Instructions for the task
Select from the records below every line that has the word "this" in it.

Records provided

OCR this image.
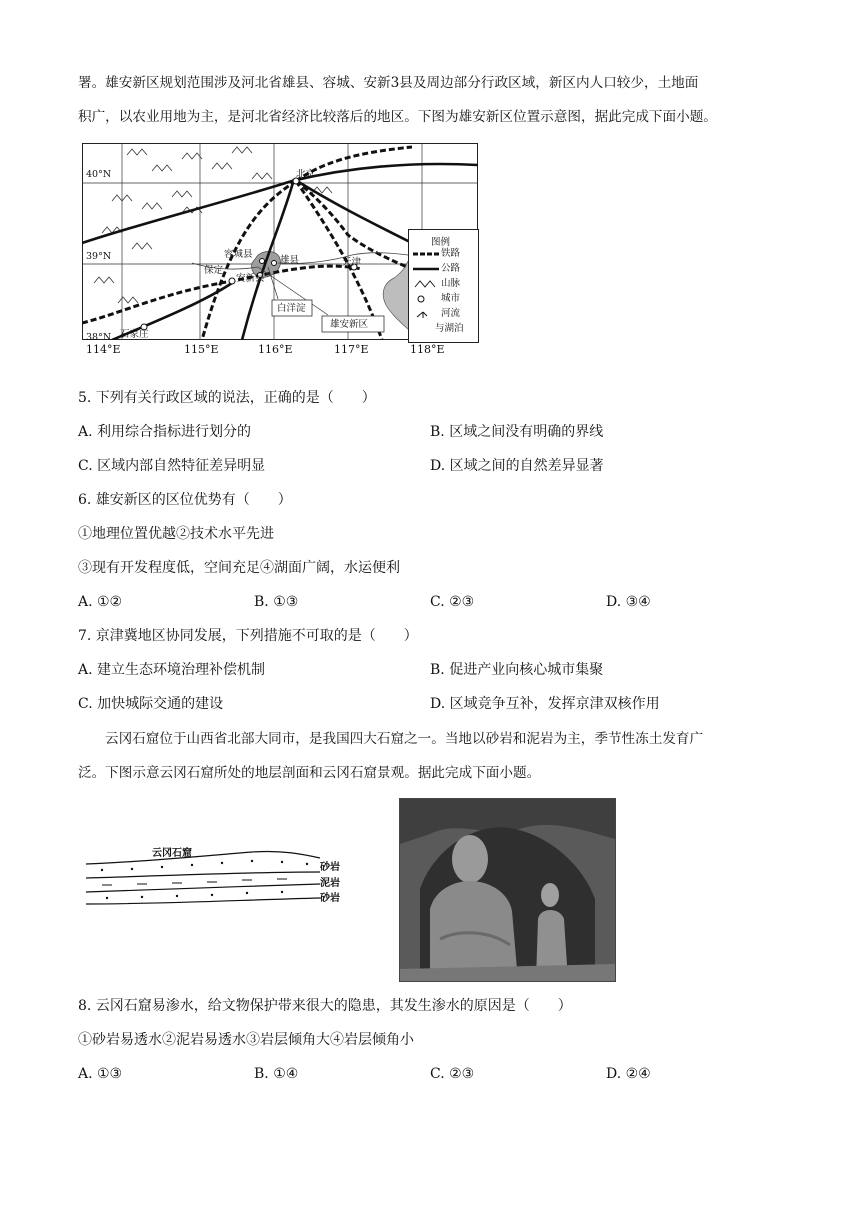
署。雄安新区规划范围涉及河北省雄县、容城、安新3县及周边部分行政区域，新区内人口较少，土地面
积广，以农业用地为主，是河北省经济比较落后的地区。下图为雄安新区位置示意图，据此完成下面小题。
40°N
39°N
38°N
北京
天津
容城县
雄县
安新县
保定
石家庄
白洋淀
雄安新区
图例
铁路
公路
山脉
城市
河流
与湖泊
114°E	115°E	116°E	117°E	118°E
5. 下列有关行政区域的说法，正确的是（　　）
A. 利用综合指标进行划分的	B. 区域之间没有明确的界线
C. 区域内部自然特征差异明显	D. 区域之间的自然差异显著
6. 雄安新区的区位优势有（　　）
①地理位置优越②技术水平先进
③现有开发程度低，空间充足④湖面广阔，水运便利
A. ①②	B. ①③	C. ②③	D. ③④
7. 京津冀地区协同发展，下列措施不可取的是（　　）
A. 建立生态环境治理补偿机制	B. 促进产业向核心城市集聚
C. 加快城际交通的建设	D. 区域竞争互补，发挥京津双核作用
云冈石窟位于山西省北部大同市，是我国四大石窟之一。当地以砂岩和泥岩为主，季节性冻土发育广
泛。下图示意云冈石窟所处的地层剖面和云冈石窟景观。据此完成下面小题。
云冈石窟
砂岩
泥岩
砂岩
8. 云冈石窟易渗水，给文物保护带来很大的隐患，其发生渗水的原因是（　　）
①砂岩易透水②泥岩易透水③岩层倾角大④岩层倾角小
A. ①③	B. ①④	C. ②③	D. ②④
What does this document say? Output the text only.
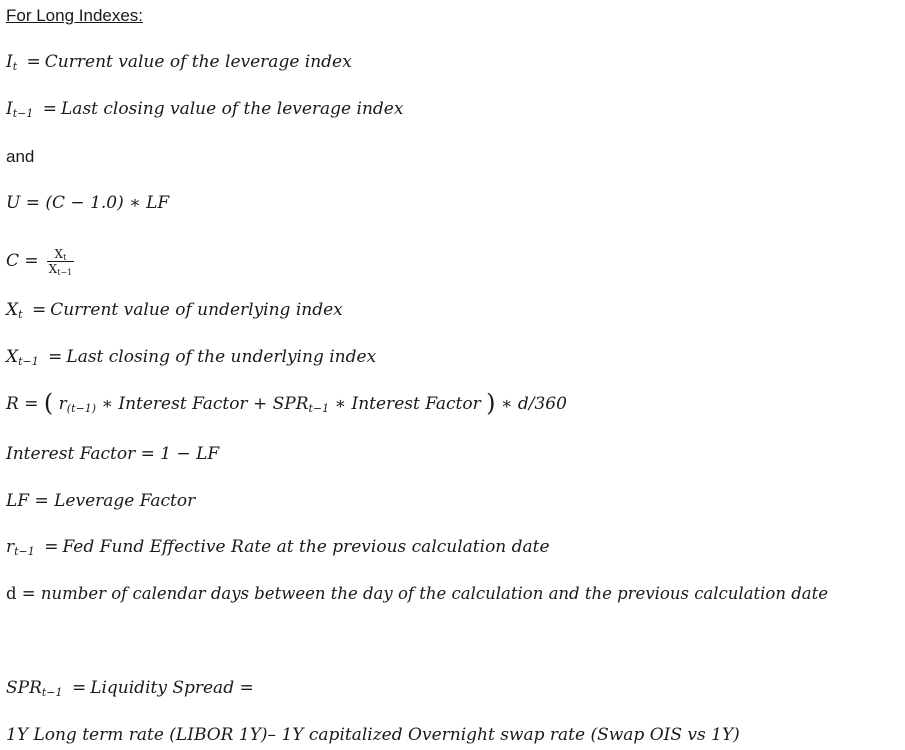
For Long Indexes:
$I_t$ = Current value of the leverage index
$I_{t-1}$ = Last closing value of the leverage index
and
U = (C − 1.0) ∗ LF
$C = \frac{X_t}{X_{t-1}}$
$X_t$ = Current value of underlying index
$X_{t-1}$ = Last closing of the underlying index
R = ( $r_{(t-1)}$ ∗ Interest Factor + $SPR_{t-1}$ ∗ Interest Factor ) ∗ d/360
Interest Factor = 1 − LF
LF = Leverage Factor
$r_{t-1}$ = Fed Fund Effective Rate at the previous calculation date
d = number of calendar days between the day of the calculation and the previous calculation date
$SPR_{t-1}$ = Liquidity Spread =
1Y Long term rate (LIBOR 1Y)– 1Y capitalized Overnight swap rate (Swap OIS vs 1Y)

Reply to the exercise
OCR this image.
What does this document say? Output the text only.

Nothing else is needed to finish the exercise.